Written exercise:
Repeat every entry word for word, skipping the pictures.

Excerpt from a dataset
──────────

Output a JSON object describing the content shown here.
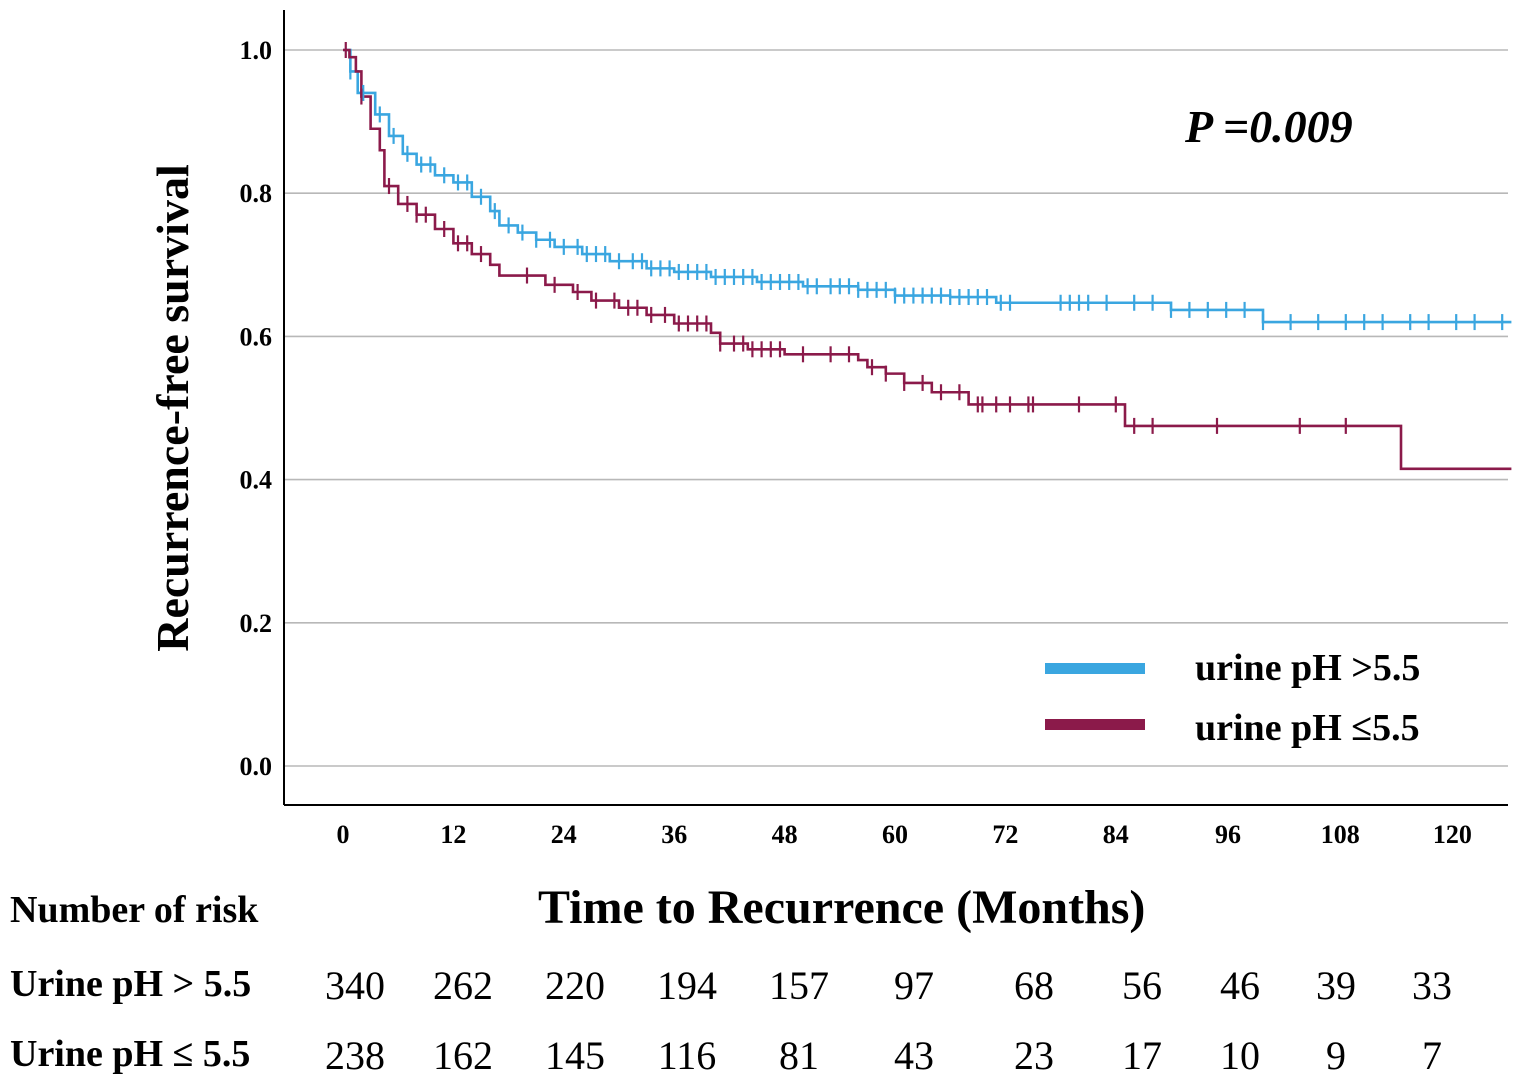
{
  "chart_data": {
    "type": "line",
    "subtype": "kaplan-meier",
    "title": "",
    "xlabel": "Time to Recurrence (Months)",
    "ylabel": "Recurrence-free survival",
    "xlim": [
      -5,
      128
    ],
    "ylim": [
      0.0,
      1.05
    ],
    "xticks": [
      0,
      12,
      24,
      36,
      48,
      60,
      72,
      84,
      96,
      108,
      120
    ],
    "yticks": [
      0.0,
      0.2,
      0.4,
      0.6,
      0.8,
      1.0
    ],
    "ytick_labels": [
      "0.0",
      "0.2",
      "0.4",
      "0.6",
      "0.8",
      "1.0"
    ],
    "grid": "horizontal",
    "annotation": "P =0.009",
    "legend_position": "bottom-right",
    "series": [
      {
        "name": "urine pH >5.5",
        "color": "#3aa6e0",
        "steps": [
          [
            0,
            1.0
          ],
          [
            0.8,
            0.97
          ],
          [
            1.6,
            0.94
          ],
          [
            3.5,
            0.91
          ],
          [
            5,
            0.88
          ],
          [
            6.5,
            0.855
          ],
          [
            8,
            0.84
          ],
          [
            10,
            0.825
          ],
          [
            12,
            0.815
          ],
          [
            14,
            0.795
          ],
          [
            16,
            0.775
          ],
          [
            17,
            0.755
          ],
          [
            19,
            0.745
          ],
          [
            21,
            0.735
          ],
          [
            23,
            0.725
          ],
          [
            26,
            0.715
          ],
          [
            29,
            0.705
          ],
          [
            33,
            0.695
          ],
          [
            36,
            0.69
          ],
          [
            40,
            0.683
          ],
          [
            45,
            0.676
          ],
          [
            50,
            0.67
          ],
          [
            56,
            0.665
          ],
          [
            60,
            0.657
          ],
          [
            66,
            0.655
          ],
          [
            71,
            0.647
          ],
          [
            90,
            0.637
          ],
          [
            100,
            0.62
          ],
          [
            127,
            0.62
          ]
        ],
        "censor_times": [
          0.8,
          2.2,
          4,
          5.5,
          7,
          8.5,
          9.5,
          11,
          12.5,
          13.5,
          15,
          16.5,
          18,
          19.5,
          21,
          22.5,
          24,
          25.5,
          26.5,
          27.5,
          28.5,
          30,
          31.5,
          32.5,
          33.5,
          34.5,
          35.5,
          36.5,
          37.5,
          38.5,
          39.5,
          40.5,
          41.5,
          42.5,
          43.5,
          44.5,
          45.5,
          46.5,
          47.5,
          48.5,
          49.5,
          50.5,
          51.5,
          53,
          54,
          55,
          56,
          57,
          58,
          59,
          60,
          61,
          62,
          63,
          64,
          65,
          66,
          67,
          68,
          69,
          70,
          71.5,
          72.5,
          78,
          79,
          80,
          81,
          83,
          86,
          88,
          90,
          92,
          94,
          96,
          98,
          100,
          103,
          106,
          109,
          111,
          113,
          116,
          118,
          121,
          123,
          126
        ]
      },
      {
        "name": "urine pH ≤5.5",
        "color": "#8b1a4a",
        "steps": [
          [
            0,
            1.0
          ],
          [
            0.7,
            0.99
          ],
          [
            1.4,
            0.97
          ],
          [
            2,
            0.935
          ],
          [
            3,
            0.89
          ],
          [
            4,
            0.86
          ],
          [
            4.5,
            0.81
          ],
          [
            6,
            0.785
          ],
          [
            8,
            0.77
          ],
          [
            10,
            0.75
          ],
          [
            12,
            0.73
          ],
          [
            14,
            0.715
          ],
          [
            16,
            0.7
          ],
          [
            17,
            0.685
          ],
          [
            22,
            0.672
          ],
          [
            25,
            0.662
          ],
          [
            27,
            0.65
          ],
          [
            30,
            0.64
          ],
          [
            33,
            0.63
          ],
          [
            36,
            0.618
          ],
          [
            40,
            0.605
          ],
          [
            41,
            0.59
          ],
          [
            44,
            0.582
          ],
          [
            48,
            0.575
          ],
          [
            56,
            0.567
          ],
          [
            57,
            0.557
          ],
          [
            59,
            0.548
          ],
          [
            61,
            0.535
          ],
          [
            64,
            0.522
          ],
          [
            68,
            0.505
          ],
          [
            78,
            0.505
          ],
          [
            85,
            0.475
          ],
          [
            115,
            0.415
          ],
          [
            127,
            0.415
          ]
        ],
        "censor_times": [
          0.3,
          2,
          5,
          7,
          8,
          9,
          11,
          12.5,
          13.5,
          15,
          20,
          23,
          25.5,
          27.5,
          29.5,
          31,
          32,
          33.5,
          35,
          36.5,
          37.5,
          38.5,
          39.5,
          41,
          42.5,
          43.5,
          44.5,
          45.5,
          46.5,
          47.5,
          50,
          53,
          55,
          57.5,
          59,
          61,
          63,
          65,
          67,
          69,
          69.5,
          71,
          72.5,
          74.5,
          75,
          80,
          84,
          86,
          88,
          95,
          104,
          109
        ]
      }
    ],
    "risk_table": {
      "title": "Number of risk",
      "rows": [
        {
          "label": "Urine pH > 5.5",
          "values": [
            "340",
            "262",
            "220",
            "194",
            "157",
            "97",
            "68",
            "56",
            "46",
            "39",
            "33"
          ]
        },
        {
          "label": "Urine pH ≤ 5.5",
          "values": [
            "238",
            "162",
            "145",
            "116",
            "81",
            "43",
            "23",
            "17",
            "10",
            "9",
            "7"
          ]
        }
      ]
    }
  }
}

──────────

The result:
Output a JSON object describing the content shown here.
{
  "chart_data": {
    "type": "line",
    "subtype": "kaplan-meier",
    "title": "",
    "xlabel": "Time to Recurrence (Months)",
    "ylabel": "Recurrence-free survival",
    "xlim": [
      -5,
      128
    ],
    "ylim": [
      0.0,
      1.05
    ],
    "xticks": [
      0,
      12,
      24,
      36,
      48,
      60,
      72,
      84,
      96,
      108,
      120
    ],
    "yticks": [
      0.0,
      0.2,
      0.4,
      0.6,
      0.8,
      1.0
    ],
    "ytick_labels": [
      "0.0",
      "0.2",
      "0.4",
      "0.6",
      "0.8",
      "1.0"
    ],
    "grid": "horizontal",
    "annotation": "P =0.009",
    "legend_position": "bottom-right",
    "series": [
      {
        "name": "urine pH >5.5",
        "color": "#3aa6e0",
        "steps": [
          [
            0,
            1.0
          ],
          [
            0.8,
            0.97
          ],
          [
            1.6,
            0.94
          ],
          [
            3.5,
            0.91
          ],
          [
            5,
            0.88
          ],
          [
            6.5,
            0.855
          ],
          [
            8,
            0.84
          ],
          [
            10,
            0.825
          ],
          [
            12,
            0.815
          ],
          [
            14,
            0.795
          ],
          [
            16,
            0.775
          ],
          [
            17,
            0.755
          ],
          [
            19,
            0.745
          ],
          [
            21,
            0.735
          ],
          [
            23,
            0.725
          ],
          [
            26,
            0.715
          ],
          [
            29,
            0.705
          ],
          [
            33,
            0.695
          ],
          [
            36,
            0.69
          ],
          [
            40,
            0.683
          ],
          [
            45,
            0.676
          ],
          [
            50,
            0.67
          ],
          [
            56,
            0.665
          ],
          [
            60,
            0.657
          ],
          [
            66,
            0.655
          ],
          [
            71,
            0.647
          ],
          [
            90,
            0.637
          ],
          [
            100,
            0.62
          ],
          [
            127,
            0.62
          ]
        ],
        "censor_times": [
          0.8,
          2.2,
          4,
          5.5,
          7,
          8.5,
          9.5,
          11,
          12.5,
          13.5,
          15,
          16.5,
          18,
          19.5,
          21,
          22.5,
          24,
          25.5,
          26.5,
          27.5,
          28.5,
          30,
          31.5,
          32.5,
          33.5,
          34.5,
          35.5,
          36.5,
          37.5,
          38.5,
          39.5,
          40.5,
          41.5,
          42.5,
          43.5,
          44.5,
          45.5,
          46.5,
          47.5,
          48.5,
          49.5,
          50.5,
          51.5,
          53,
          54,
          55,
          56,
          57,
          58,
          59,
          60,
          61,
          62,
          63,
          64,
          65,
          66,
          67,
          68,
          69,
          70,
          71.5,
          72.5,
          78,
          79,
          80,
          81,
          83,
          86,
          88,
          90,
          92,
          94,
          96,
          98,
          100,
          103,
          106,
          109,
          111,
          113,
          116,
          118,
          121,
          123,
          126
        ]
      },
      {
        "name": "urine pH ≤5.5",
        "color": "#8b1a4a",
        "steps": [
          [
            0,
            1.0
          ],
          [
            0.7,
            0.99
          ],
          [
            1.4,
            0.97
          ],
          [
            2,
            0.935
          ],
          [
            3,
            0.89
          ],
          [
            4,
            0.86
          ],
          [
            4.5,
            0.81
          ],
          [
            6,
            0.785
          ],
          [
            8,
            0.77
          ],
          [
            10,
            0.75
          ],
          [
            12,
            0.73
          ],
          [
            14,
            0.715
          ],
          [
            16,
            0.7
          ],
          [
            17,
            0.685
          ],
          [
            22,
            0.672
          ],
          [
            25,
            0.662
          ],
          [
            27,
            0.65
          ],
          [
            30,
            0.64
          ],
          [
            33,
            0.63
          ],
          [
            36,
            0.618
          ],
          [
            40,
            0.605
          ],
          [
            41,
            0.59
          ],
          [
            44,
            0.582
          ],
          [
            48,
            0.575
          ],
          [
            56,
            0.567
          ],
          [
            57,
            0.557
          ],
          [
            59,
            0.548
          ],
          [
            61,
            0.535
          ],
          [
            64,
            0.522
          ],
          [
            68,
            0.505
          ],
          [
            78,
            0.505
          ],
          [
            85,
            0.475
          ],
          [
            115,
            0.415
          ],
          [
            127,
            0.415
          ]
        ],
        "censor_times": [
          0.3,
          2,
          5,
          7,
          8,
          9,
          11,
          12.5,
          13.5,
          15,
          20,
          23,
          25.5,
          27.5,
          29.5,
          31,
          32,
          33.5,
          35,
          36.5,
          37.5,
          38.5,
          39.5,
          41,
          42.5,
          43.5,
          44.5,
          45.5,
          46.5,
          47.5,
          50,
          53,
          55,
          57.5,
          59,
          61,
          63,
          65,
          67,
          69,
          69.5,
          71,
          72.5,
          74.5,
          75,
          80,
          84,
          86,
          88,
          95,
          104,
          109
        ]
      }
    ],
    "risk_table": {
      "title": "Number of risk",
      "rows": [
        {
          "label": "Urine pH > 5.5",
          "values": [
            "340",
            "262",
            "220",
            "194",
            "157",
            "97",
            "68",
            "56",
            "46",
            "39",
            "33"
          ]
        },
        {
          "label": "Urine pH ≤ 5.5",
          "values": [
            "238",
            "162",
            "145",
            "116",
            "81",
            "43",
            "23",
            "17",
            "10",
            "9",
            "7"
          ]
        }
      ]
    }
  }
}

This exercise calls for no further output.